(Dataset items)

────

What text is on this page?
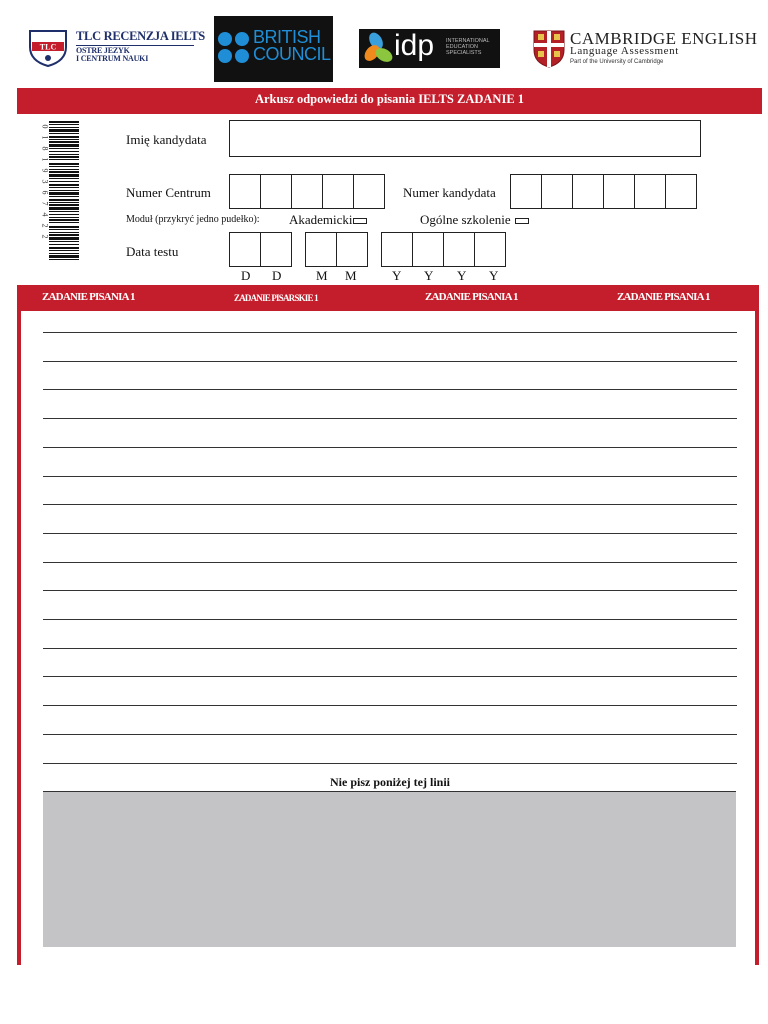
TLC
TLC RECENZJA IELTS
OSTRE JEZYK
I CENTRUM NAUKI
BRITISH
COUNCIL idp INTERNATIONAL
EDUCATION
SPECIALISTS
CAMBRIDGE ENGLISH
Language Assessment
Part of the University of Cambridge
Arkusz odpowiedzi do pisania IELTS ZADANIE 1
0
1
8
1
9
3
6
7
4
2
2
Imię kandydata
Numer Centrum	Numer kandydata
Moduł (przykryć jedno pudełko): Akademicki	Ogólne szkolenie
Data testu
D D	M M	Y Y Y Y
ZADANIE PISANIA 1	ZADANIE PISARSKIE 1	ZADANIE PISANIA 1	ZADANIE PISANIA 1
Nie pisz poniżej tej linii
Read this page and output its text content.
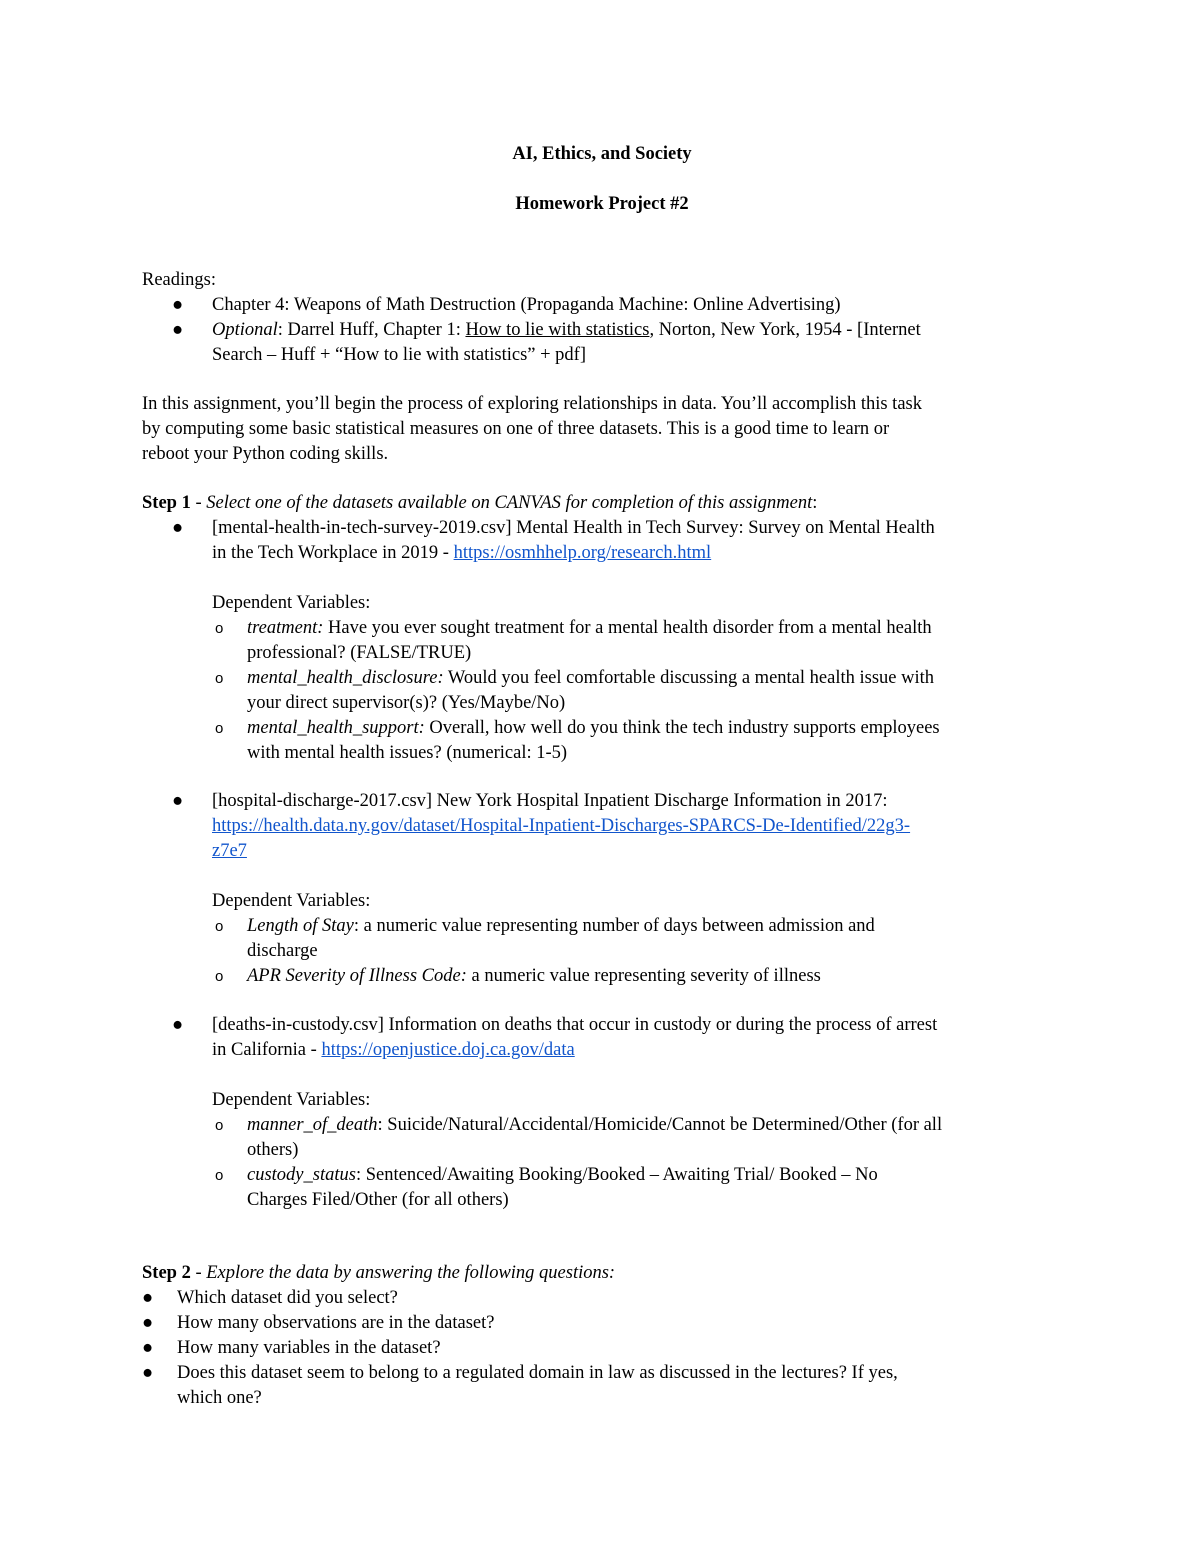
AI, Ethics, and Society
Homework Project #2
Readings:
● Chapter 4: Weapons of Math Destruction (Propaganda Machine: Online Advertising)
● Optional: Darrel Huff, Chapter 1: How to lie with statistics, Norton, New York, 1954 - [Internet
Search – Huff + “How to lie with statistics” + pdf]
In this assignment, you’ll begin the process of exploring relationships in data. You’ll accomplish this task
by computing some basic statistical measures on one of three datasets. This is a good time to learn or
reboot your Python coding skills.
Step 1 - Select one of the datasets available on CANVAS for completion of this assignment:
● [mental-health-in-tech-survey-2019.csv] Mental Health in Tech Survey: Survey on Mental Health
in the Tech Workplace in 2019 - https://osmhhelp.org/research.html
Dependent Variables:
o treatment: Have you ever sought treatment for a mental health disorder from a mental health
professional? (FALSE/TRUE)
o mental_health_disclosure: Would you feel comfortable discussing a mental health issue with
your direct supervisor(s)? (Yes/Maybe/No)
o mental_health_support: Overall, how well do you think the tech industry supports employees
with mental health issues? (numerical: 1-5)
● [hospital-discharge-2017.csv] New York Hospital Inpatient Discharge Information in 2017:
https://health.data.ny.gov/dataset/Hospital-Inpatient-Discharges-SPARCS-De-Identified/22g3-
z7e7
Dependent Variables:
o Length of Stay: a numeric value representing number of days between admission and
discharge
o APR Severity of Illness Code: a numeric value representing severity of illness
● [deaths-in-custody.csv] Information on deaths that occur in custody or during the process of arrest
in California - https://openjustice.doj.ca.gov/data
Dependent Variables:
o manner_of_death: Suicide/Natural/Accidental/Homicide/Cannot be Determined/Other (for all
others)
o custody_status: Sentenced/Awaiting Booking/Booked – Awaiting Trial/ Booked – No
Charges Filed/Other (for all others)
Step 2 - Explore the data by answering the following questions:
● Which dataset did you select?
● How many observations are in the dataset?
● How many variables in the dataset?
● Does this dataset seem to belong to a regulated domain in law as discussed in the lectures? If yes,
which one?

────

Reproduce every entry exactly, but omit each picture.

What text is on this page?
TLC
TLC RECENZJA IELTS
OSTRE JEZYK
I CENTRUM NAUKI
BRITISH
COUNCIL idp INTERNATIONAL
EDUCATION
SPECIALISTS
CAMBRIDGE ENGLISH
Language Assessment
Part of the University of Cambridge
Arkusz odpowiedzi do pisania IELTS ZADANIE 1
0
1
8
1
9
3
6
7
4
2
2
Imię kandydata
Numer Centrum	Numer kandydata
Moduł (przykryć jedno pudełko): Akademicki	Ogólne szkolenie
Data testu
D D	M M	Y Y Y Y
ZADANIE PISANIA 1	ZADANIE PISARSKIE 1	ZADANIE PISANIA 1	ZADANIE PISANIA 1
Nie pisz poniżej tej linii
Read this page and output its text content.
AI, Ethics, and Society
Homework Project #2
Readings:
● Chapter 4: Weapons of Math Destruction (Propaganda Machine: Online Advertising)
● Optional: Darrel Huff, Chapter 1: How to lie with statistics, Norton, New York, 1954 - [Internet
Search – Huff + “How to lie with statistics” + pdf]
In this assignment, you’ll begin the process of exploring relationships in data. You’ll accomplish this task
by computing some basic statistical measures on one of three datasets. This is a good time to learn or
reboot your Python coding skills.
Step 1 - Select one of the datasets available on CANVAS for completion of this assignment:
● [mental-health-in-tech-survey-2019.csv] Mental Health in Tech Survey: Survey on Mental Health
in the Tech Workplace in 2019 - https://osmhhelp.org/research.html
Dependent Variables:
o treatment: Have you ever sought treatment for a mental health disorder from a mental health
professional? (FALSE/TRUE)
o mental_health_disclosure: Would you feel comfortable discussing a mental health issue with
your direct supervisor(s)? (Yes/Maybe/No)
o mental_health_support: Overall, how well do you think the tech industry supports employees
with mental health issues? (numerical: 1-5)
● [hospital-discharge-2017.csv] New York Hospital Inpatient Discharge Information in 2017:
https://health.data.ny.gov/dataset/Hospital-Inpatient-Discharges-SPARCS-De-Identified/22g3-
z7e7
Dependent Variables:
o Length of Stay: a numeric value representing number of days between admission and
discharge
o APR Severity of Illness Code: a numeric value representing severity of illness
● [deaths-in-custody.csv] Information on deaths that occur in custody or during the process of arrest
in California - https://openjustice.doj.ca.gov/data
Dependent Variables:
o manner_of_death: Suicide/Natural/Accidental/Homicide/Cannot be Determined/Other (for all
others)
o custody_status: Sentenced/Awaiting Booking/Booked – Awaiting Trial/ Booked – No
Charges Filed/Other (for all others)
Step 2 - Explore the data by answering the following questions:
● Which dataset did you select?
● How many observations are in the dataset?
● How many variables in the dataset?
● Does this dataset seem to belong to a regulated domain in law as discussed in the lectures? If yes,
which one?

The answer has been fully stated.